Collected data entries:
______

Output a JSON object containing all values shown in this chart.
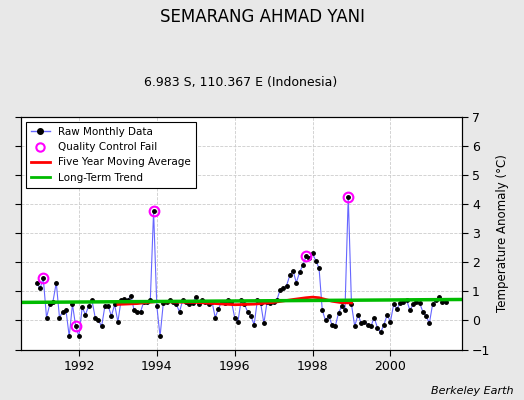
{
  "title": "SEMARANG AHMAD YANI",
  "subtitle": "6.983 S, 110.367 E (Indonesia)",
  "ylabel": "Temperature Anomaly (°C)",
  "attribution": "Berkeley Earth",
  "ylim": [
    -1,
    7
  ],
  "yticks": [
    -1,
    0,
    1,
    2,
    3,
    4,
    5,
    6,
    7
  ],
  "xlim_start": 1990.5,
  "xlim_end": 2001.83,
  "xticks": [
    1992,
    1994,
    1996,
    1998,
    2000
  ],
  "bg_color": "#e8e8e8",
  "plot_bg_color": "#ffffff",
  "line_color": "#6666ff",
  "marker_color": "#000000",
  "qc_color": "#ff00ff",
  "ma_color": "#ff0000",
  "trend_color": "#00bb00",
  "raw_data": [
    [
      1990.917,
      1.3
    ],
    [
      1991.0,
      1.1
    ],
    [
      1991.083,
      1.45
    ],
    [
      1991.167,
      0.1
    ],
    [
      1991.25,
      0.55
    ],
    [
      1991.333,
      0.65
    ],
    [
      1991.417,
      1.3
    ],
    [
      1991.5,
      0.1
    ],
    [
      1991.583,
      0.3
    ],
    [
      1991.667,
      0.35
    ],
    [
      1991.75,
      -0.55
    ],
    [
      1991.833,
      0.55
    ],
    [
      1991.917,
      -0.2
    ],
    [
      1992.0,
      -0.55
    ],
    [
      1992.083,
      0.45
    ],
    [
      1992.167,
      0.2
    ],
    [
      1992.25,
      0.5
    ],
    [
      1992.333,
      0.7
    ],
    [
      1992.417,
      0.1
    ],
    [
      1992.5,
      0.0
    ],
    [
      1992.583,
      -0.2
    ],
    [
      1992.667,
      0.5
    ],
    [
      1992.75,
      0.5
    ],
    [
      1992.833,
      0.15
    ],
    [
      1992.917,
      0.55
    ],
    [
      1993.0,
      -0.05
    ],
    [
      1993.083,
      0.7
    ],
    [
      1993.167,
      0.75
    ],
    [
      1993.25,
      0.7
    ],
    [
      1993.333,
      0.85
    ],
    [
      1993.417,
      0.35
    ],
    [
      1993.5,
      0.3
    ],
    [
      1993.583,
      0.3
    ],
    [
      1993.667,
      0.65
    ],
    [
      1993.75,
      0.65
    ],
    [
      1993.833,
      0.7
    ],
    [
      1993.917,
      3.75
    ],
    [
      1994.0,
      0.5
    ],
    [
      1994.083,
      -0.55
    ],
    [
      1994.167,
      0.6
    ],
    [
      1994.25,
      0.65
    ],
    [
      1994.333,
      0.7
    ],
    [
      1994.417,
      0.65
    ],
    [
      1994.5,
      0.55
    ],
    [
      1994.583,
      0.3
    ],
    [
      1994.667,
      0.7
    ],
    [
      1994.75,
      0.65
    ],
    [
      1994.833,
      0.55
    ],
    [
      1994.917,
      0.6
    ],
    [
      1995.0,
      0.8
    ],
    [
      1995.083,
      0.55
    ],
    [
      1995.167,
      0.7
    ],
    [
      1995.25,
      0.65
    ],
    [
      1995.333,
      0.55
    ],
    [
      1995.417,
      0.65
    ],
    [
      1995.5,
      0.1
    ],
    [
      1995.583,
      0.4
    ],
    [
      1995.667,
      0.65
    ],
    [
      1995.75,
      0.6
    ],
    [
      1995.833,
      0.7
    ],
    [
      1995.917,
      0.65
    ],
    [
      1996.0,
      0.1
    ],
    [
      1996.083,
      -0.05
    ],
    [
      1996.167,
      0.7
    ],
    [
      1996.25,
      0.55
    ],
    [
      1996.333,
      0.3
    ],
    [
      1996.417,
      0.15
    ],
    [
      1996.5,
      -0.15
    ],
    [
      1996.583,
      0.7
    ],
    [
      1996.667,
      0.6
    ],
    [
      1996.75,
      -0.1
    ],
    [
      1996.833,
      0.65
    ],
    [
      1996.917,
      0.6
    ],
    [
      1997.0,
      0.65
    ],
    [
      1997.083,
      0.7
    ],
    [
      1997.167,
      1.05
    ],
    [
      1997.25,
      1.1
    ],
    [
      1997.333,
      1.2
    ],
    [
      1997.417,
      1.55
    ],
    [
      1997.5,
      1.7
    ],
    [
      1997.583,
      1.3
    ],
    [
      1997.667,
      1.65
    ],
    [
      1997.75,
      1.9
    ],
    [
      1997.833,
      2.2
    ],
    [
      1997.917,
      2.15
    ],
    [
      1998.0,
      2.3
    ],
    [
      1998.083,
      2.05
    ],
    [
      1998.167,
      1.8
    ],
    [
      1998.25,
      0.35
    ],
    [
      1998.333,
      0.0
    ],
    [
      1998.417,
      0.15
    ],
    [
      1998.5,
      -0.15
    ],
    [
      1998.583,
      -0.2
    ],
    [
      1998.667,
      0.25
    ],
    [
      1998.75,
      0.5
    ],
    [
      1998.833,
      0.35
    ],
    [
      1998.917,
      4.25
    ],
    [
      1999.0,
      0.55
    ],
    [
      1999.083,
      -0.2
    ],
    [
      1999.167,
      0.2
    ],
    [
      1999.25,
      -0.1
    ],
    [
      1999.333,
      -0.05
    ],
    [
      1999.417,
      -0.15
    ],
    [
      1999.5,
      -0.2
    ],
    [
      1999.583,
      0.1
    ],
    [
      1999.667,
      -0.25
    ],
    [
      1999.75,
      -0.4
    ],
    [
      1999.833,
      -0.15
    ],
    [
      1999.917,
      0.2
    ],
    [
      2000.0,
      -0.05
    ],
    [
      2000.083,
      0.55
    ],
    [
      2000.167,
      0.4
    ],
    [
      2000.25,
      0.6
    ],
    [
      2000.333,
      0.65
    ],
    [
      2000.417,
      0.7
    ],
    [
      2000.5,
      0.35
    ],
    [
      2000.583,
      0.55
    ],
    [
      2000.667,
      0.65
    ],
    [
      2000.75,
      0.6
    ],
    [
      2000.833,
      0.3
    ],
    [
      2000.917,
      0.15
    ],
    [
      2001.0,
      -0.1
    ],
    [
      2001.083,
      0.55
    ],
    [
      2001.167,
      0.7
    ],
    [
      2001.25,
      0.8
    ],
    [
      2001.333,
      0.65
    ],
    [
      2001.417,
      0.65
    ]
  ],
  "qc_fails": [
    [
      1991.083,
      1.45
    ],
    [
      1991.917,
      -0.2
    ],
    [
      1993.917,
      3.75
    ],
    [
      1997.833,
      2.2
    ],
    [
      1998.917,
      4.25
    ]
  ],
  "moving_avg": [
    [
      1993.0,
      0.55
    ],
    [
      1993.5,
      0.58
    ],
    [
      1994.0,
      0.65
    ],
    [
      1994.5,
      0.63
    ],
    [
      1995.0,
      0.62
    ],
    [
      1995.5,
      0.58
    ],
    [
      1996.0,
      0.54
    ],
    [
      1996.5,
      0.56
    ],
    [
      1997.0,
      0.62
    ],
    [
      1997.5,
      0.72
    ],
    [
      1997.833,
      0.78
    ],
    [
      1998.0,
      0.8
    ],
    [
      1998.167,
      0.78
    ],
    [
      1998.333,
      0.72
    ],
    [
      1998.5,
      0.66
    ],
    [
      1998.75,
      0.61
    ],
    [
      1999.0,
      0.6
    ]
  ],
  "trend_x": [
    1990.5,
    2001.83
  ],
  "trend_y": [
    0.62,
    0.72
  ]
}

______

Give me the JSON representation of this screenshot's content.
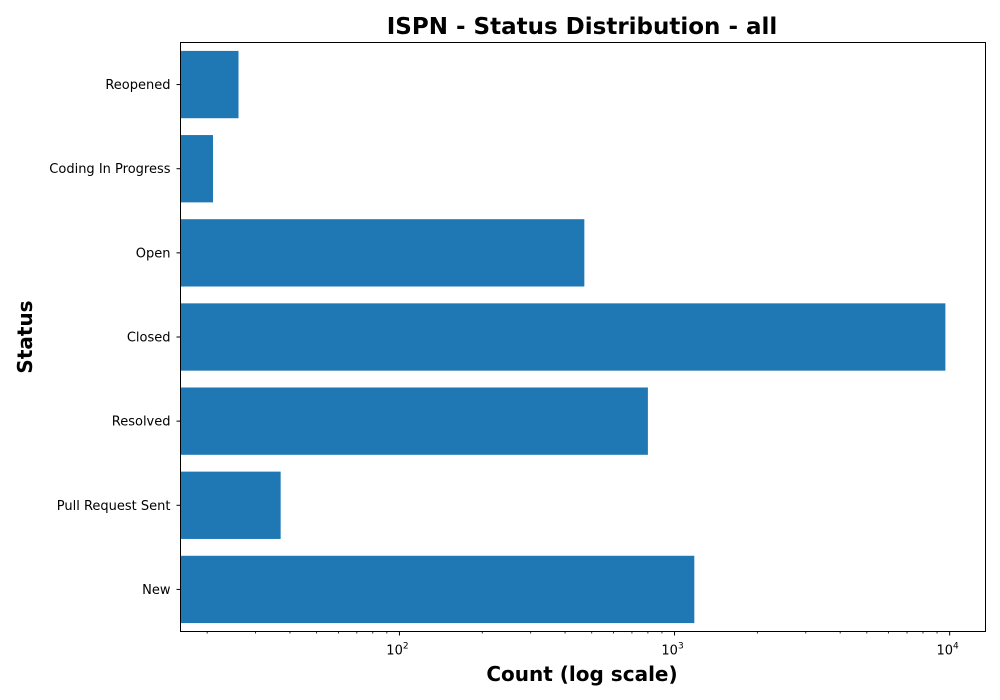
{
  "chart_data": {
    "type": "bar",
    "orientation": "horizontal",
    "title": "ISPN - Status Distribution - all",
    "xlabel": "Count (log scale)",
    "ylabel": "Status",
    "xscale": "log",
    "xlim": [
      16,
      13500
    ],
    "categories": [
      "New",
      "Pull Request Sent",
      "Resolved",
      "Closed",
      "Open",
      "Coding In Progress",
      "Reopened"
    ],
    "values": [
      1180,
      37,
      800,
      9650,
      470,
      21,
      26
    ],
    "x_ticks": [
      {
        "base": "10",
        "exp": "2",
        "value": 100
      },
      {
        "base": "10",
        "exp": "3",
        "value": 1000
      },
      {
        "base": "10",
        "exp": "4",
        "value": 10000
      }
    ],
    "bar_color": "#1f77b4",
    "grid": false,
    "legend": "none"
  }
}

______

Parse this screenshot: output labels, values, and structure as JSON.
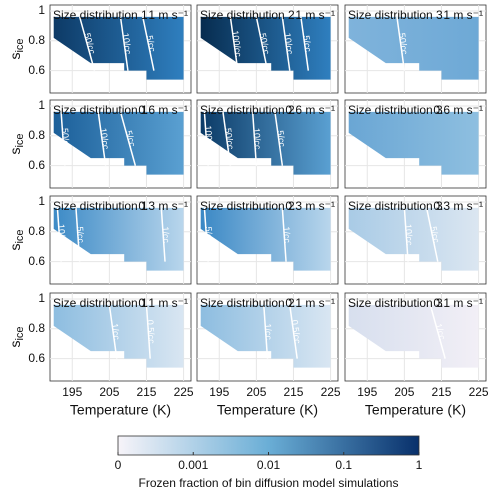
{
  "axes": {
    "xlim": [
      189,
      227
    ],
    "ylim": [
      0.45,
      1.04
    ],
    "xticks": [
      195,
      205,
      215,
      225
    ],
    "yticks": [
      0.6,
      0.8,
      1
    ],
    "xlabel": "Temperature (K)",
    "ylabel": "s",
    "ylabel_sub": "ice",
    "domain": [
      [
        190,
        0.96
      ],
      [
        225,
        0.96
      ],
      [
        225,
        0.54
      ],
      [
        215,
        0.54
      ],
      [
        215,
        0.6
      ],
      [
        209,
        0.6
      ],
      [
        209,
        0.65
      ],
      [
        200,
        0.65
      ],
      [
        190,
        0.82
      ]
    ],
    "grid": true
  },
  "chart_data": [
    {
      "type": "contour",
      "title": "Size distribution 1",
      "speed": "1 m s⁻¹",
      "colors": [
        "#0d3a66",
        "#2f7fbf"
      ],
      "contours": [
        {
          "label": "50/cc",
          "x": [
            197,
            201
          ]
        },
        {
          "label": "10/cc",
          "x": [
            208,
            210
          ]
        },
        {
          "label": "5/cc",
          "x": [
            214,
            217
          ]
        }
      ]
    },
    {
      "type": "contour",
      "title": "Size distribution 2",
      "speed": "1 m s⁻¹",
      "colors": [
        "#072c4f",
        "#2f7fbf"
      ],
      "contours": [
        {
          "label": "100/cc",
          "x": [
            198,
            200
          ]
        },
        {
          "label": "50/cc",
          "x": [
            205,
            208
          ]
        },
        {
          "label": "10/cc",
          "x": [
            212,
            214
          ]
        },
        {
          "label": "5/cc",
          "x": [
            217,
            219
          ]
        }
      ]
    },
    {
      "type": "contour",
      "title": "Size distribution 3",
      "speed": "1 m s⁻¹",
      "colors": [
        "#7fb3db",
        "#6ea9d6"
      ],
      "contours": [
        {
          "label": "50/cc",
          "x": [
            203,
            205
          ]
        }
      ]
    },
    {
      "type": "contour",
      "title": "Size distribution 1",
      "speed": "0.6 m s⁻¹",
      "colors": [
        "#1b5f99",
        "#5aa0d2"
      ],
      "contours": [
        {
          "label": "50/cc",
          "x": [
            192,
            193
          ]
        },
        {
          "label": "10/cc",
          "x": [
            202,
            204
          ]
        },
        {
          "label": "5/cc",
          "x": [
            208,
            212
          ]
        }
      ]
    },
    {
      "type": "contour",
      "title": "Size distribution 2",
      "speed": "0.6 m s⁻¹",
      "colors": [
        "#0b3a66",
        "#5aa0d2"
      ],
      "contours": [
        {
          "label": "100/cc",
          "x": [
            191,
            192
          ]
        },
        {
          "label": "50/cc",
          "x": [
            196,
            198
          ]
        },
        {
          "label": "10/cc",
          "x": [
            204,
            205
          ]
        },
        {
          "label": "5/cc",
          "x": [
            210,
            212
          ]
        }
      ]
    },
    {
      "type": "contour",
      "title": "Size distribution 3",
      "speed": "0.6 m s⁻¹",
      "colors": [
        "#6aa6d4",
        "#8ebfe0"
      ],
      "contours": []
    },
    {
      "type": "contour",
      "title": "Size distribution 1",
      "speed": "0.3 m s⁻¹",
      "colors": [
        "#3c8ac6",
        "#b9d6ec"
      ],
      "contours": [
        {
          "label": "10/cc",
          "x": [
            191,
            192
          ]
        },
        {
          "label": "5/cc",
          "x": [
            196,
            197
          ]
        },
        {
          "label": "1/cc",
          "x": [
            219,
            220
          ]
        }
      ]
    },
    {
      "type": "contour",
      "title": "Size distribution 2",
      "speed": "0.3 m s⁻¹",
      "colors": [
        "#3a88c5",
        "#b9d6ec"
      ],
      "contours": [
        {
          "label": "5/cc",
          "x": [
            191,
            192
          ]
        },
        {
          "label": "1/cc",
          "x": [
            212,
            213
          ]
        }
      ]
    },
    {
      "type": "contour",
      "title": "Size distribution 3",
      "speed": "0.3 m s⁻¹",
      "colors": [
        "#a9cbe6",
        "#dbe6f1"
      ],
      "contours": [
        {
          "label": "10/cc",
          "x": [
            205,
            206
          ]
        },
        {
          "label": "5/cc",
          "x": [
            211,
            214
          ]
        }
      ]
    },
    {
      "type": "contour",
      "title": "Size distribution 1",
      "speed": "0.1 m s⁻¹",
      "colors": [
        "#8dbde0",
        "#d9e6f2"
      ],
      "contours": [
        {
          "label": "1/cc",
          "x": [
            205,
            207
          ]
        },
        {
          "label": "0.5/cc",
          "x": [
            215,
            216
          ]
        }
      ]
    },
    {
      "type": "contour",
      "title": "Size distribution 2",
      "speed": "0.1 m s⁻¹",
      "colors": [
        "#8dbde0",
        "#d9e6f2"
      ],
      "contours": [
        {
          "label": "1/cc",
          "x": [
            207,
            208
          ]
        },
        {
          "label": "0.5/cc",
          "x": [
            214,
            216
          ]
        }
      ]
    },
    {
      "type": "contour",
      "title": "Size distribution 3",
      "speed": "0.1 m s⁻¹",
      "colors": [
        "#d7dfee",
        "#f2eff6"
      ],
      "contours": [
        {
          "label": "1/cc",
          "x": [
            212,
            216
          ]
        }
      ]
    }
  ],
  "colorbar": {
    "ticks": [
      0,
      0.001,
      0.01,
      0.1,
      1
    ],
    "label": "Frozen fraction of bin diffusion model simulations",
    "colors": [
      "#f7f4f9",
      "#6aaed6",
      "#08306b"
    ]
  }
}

______

Task directions: All lines in the data that contain the word "this" should be copied.

Answer:
Output a JSON object containing all values shown in this chart.
Give me the JSON representation of this screenshot's content.
Parse this screenshot: output labels, values, and structure as JSON.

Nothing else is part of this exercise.